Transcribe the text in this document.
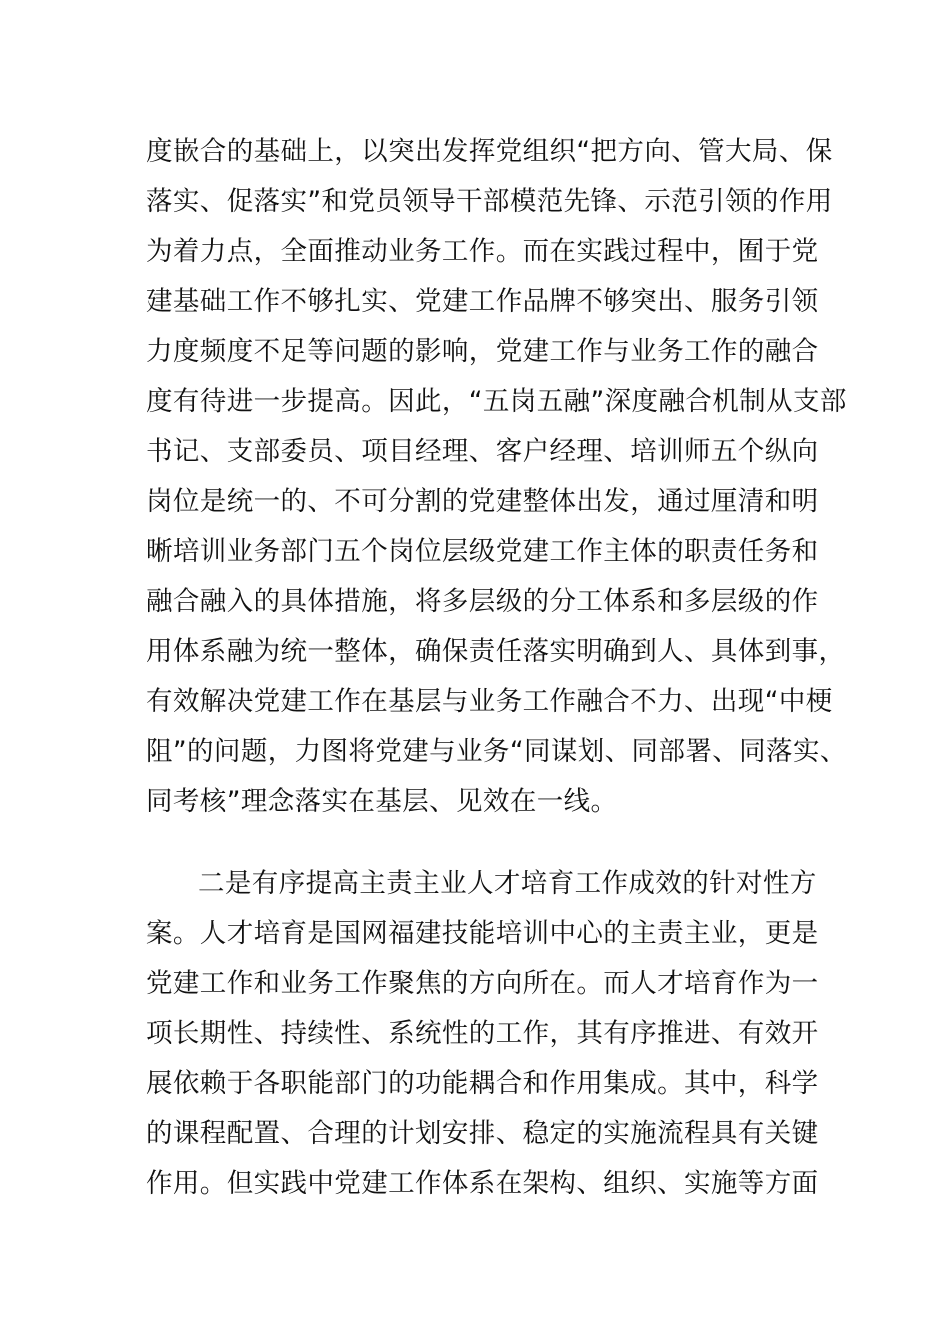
度嵌合的基础上，以突出发挥党组织“把方向、管大局、保
落实、促落实”和党员领导干部模范先锋、示范引领的作用
为着力点，全面推动业务工作。而在实践过程中，囿于党
建基础工作不够扎实、党建工作品牌不够突出、服务引领
力度频度不足等问题的影响，党建工作与业务工作的融合
度有待进一步提高。因此，“五岗五融”深度融合机制从支部
书记、支部委员、项目经理、客户经理、培训师五个纵向
岗位是统一的、不可分割的党建整体出发，通过厘清和明
晰培训业务部门五个岗位层级党建工作主体的职责任务和
融合融入的具体措施，将多层级的分工体系和多层级的作
用体系融为统一整体，确保责任落实明确到人、具体到事，
有效解决党建工作在基层与业务工作融合不力、出现“中梗
阻”的问题，力图将党建与业务“同谋划、同部署、同落实、
同考核”理念落实在基层、见效在一线。
二是有序提高主责主业人才培育工作成效的针对性方
案。人才培育是国网福建技能培训中心的主责主业，更是
党建工作和业务工作聚焦的方向所在。而人才培育作为一
项长期性、持续性、系统性的工作，其有序推进、有效开
展依赖于各职能部门的功能耦合和作用集成。其中，科学
的课程配置、合理的计划安排、稳定的实施流程具有关键
作用。但实践中党建工作体系在架构、组织、实施等方面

• • •

• BRIEF: Transcribe the whole listing, character for character, but not its images.

• SOLVED EXERCISE:
Transcribe the text in this document.
度嵌合的基础上，以突出发挥党组织“把方向、管大局、保
落实、促落实”和党员领导干部模范先锋、示范引领的作用
为着力点，全面推动业务工作。而在实践过程中，囿于党
建基础工作不够扎实、党建工作品牌不够突出、服务引领
力度频度不足等问题的影响，党建工作与业务工作的融合
度有待进一步提高。因此，“五岗五融”深度融合机制从支部
书记、支部委员、项目经理、客户经理、培训师五个纵向
岗位是统一的、不可分割的党建整体出发，通过厘清和明
晰培训业务部门五个岗位层级党建工作主体的职责任务和
融合融入的具体措施，将多层级的分工体系和多层级的作
用体系融为统一整体，确保责任落实明确到人、具体到事，
有效解决党建工作在基层与业务工作融合不力、出现“中梗
阻”的问题，力图将党建与业务“同谋划、同部署、同落实、
同考核”理念落实在基层、见效在一线。
二是有序提高主责主业人才培育工作成效的针对性方
案。人才培育是国网福建技能培训中心的主责主业，更是
党建工作和业务工作聚焦的方向所在。而人才培育作为一
项长期性、持续性、系统性的工作，其有序推进、有效开
展依赖于各职能部门的功能耦合和作用集成。其中，科学
的课程配置、合理的计划安排、稳定的实施流程具有关键
作用。但实践中党建工作体系在架构、组织、实施等方面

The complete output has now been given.